WHAT THE EXERCISE ASKS » List every line in this data where the string "中华会计网校" occurs.

-------------------------

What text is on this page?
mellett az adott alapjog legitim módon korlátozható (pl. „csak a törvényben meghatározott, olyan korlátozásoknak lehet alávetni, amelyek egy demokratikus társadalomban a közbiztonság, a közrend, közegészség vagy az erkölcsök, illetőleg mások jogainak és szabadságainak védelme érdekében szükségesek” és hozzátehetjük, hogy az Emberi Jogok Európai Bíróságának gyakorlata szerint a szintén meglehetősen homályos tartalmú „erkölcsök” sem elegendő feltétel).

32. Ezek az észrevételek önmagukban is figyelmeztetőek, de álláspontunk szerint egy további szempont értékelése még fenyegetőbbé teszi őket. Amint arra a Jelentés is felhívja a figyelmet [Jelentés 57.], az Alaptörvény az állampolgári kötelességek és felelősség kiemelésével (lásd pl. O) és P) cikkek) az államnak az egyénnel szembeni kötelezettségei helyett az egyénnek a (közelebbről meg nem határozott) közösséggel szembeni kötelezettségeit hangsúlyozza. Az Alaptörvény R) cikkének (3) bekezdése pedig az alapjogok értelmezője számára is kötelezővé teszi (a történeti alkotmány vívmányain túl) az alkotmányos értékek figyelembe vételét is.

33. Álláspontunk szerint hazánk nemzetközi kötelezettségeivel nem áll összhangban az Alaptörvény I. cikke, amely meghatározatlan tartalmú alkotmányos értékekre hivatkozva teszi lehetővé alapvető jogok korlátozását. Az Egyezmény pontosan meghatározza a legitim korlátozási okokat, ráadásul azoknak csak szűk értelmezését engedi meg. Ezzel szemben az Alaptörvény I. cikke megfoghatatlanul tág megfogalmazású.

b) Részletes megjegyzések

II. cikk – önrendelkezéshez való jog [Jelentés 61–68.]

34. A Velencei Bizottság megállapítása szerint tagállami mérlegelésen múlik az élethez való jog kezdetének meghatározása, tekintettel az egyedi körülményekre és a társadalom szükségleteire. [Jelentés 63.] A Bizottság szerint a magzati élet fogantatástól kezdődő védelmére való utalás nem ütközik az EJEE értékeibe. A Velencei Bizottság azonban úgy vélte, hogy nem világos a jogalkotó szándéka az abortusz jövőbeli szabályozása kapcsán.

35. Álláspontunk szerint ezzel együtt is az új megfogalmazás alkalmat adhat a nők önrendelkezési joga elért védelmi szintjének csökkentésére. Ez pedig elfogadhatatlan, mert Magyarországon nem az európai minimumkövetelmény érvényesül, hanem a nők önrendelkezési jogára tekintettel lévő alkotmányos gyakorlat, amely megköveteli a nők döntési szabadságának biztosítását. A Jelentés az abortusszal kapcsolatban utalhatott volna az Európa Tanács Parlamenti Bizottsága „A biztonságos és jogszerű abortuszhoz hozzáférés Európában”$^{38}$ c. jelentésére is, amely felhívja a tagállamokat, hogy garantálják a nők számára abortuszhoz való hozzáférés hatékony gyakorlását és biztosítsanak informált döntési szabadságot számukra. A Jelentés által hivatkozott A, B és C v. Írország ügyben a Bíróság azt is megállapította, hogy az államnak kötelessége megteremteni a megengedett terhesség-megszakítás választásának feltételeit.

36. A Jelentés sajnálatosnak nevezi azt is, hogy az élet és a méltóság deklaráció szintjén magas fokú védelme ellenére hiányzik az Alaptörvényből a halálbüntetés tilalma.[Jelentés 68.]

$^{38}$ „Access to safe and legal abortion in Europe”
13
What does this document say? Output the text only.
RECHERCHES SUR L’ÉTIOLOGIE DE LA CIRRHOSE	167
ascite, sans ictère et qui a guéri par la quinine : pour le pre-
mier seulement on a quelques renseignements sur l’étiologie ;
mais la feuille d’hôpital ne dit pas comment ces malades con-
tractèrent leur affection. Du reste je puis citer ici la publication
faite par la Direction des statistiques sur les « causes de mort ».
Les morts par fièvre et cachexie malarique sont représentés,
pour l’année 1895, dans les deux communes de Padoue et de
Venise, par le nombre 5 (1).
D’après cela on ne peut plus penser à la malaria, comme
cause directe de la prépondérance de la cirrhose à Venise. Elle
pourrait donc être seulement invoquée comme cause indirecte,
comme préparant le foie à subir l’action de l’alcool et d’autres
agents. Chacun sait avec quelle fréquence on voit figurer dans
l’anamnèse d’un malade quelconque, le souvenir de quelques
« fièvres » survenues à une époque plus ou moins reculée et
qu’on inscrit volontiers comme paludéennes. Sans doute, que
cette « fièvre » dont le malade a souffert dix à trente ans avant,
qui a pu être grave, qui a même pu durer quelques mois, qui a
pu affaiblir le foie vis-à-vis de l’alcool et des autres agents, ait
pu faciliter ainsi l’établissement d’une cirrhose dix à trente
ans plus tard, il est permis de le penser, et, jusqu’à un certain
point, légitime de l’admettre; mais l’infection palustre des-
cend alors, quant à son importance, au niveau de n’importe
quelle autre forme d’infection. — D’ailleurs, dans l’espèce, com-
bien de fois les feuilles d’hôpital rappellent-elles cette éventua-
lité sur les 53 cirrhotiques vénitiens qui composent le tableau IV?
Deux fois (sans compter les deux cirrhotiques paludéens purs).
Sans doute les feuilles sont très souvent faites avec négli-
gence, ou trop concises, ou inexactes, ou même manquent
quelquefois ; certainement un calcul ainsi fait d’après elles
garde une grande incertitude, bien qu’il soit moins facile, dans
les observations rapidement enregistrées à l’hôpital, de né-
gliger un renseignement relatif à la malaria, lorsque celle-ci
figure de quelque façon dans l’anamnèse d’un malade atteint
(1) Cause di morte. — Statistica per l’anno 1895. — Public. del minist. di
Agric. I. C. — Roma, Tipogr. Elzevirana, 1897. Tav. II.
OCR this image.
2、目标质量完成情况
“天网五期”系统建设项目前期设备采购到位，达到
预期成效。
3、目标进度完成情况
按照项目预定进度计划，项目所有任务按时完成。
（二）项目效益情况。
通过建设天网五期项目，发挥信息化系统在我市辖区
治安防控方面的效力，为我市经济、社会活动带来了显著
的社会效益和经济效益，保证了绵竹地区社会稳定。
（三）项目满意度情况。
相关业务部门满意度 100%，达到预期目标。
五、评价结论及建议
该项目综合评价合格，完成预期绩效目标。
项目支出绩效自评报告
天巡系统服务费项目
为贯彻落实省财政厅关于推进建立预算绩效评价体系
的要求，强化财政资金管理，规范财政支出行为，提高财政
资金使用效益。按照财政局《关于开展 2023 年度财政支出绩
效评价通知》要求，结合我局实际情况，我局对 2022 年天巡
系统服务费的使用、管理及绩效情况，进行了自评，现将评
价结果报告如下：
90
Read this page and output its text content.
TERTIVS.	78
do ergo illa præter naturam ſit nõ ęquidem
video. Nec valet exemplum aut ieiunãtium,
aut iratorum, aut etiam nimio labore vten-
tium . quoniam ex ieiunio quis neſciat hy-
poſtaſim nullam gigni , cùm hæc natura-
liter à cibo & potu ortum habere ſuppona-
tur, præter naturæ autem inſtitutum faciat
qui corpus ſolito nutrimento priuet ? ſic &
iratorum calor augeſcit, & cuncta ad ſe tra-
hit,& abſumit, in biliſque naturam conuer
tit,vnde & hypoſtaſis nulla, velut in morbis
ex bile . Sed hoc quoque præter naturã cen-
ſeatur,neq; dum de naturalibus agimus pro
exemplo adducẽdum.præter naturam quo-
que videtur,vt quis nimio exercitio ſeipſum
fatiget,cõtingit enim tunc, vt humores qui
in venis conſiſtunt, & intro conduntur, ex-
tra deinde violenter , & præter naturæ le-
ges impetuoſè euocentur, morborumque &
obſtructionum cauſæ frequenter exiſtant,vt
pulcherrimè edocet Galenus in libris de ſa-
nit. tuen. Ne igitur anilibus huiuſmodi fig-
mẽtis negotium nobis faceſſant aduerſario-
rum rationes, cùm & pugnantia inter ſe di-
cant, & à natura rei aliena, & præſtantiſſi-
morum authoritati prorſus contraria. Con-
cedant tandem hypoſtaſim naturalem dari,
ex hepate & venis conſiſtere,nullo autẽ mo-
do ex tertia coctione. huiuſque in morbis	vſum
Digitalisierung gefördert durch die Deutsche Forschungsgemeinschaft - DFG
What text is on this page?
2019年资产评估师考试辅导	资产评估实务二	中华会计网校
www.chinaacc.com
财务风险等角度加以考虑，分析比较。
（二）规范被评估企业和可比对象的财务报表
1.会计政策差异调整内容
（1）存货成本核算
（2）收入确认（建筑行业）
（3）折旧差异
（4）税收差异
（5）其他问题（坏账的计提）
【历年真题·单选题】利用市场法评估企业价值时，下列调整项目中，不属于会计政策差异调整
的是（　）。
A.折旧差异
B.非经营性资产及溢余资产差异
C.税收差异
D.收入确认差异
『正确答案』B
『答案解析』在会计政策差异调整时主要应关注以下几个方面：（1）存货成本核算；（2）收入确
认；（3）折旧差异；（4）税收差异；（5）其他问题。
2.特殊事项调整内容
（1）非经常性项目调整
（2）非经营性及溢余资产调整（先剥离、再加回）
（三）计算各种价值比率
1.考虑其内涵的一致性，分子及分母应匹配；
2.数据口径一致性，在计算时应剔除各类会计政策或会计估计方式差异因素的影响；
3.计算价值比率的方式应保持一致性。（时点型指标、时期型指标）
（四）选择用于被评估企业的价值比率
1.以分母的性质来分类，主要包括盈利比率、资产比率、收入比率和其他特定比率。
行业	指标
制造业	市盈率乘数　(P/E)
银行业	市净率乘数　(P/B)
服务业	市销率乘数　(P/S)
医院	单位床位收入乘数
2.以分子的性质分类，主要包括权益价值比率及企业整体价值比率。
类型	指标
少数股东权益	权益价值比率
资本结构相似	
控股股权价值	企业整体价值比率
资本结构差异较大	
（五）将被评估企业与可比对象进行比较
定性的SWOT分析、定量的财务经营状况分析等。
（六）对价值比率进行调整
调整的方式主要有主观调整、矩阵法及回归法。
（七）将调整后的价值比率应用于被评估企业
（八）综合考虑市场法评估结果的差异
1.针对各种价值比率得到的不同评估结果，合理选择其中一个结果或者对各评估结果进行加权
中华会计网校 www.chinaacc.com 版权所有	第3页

-------------------------

TASK SOLUTION »
2019年资产评估师考试辅导	资产评估实务二	中华会计网校
中华会计网校 www.chinaacc.com 版权所有	第3页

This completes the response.